**The records:**
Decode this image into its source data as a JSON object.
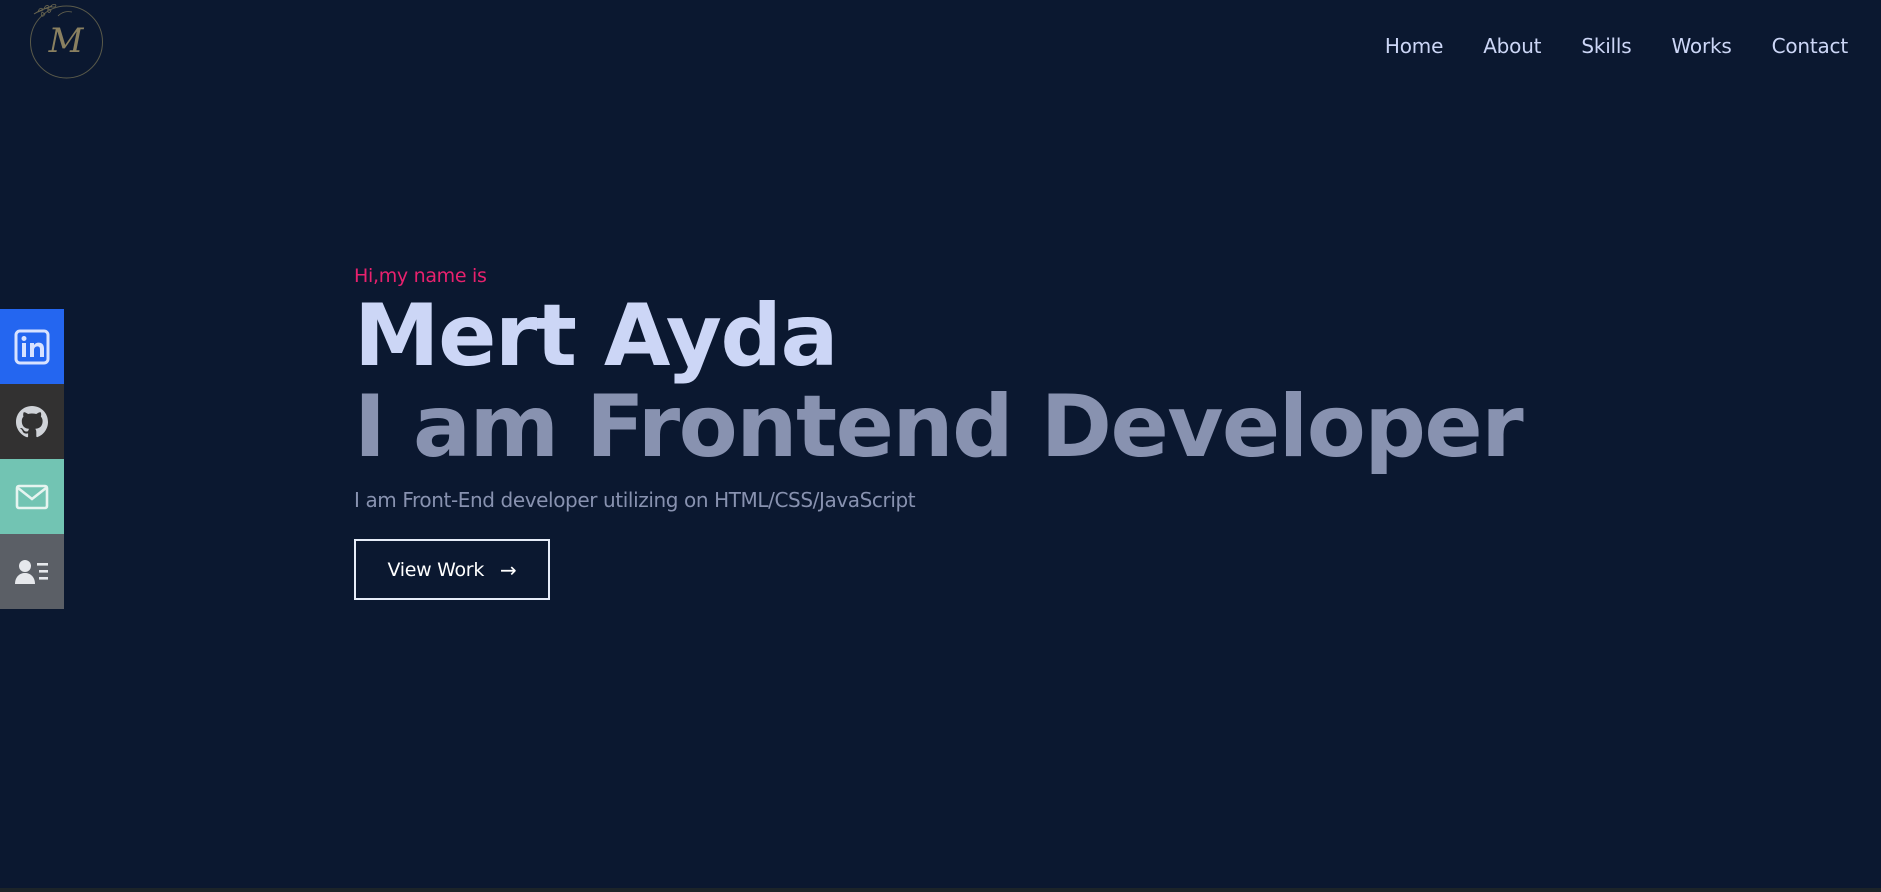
{
  "nav": {
    "items": [
      {
        "label": "Home"
      },
      {
        "label": "About"
      },
      {
        "label": "Skills"
      },
      {
        "label": "Works"
      },
      {
        "label": "Contact"
      }
    ]
  },
  "social": {
    "icons": [
      "linkedin-icon",
      "github-icon",
      "mail-icon",
      "cv-icon"
    ]
  },
  "hero": {
    "greeting": "Hi,my name is",
    "name": "Mert Ayda",
    "role": "I am Frontend Developer",
    "description": "I am Front-End developer utilizing on HTML/CSS/JavaScript",
    "button_label": "View Work",
    "button_arrow": "→"
  },
  "logo": {
    "letter": "M"
  },
  "colors": {
    "background": "#0b1830",
    "accent": "#e8216e",
    "heading": "#ccd6f6",
    "muted": "#8892b0",
    "linkedin": "#2466f0",
    "github": "#323131",
    "mail": "#72c4b3",
    "cv": "#5b5f66"
  }
}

**Task details:** The records above should be reproduced exactly, with no pictures included.

**Exercise answer:**
Decode this image into its source data as a JSON object.
{
  "nav": {
    "items": [
      {
        "label": "Home"
      },
      {
        "label": "About"
      },
      {
        "label": "Skills"
      },
      {
        "label": "Works"
      },
      {
        "label": "Contact"
      }
    ]
  },
  "social": {
    "icons": [
      "linkedin-icon",
      "github-icon",
      "mail-icon",
      "cv-icon"
    ]
  },
  "hero": {
    "greeting": "Hi,my name is",
    "name": "Mert Ayda",
    "role": "I am Frontend Developer",
    "description": "I am Front-End developer utilizing on HTML/CSS/JavaScript",
    "button_label": "View Work",
    "button_arrow": "→"
  },
  "logo": {
    "letter": "M"
  },
  "colors": {
    "background": "#0b1830",
    "accent": "#e8216e",
    "heading": "#ccd6f6",
    "muted": "#8892b0",
    "linkedin": "#2466f0",
    "github": "#323131",
    "mail": "#72c4b3",
    "cv": "#5b5f66"
  }
}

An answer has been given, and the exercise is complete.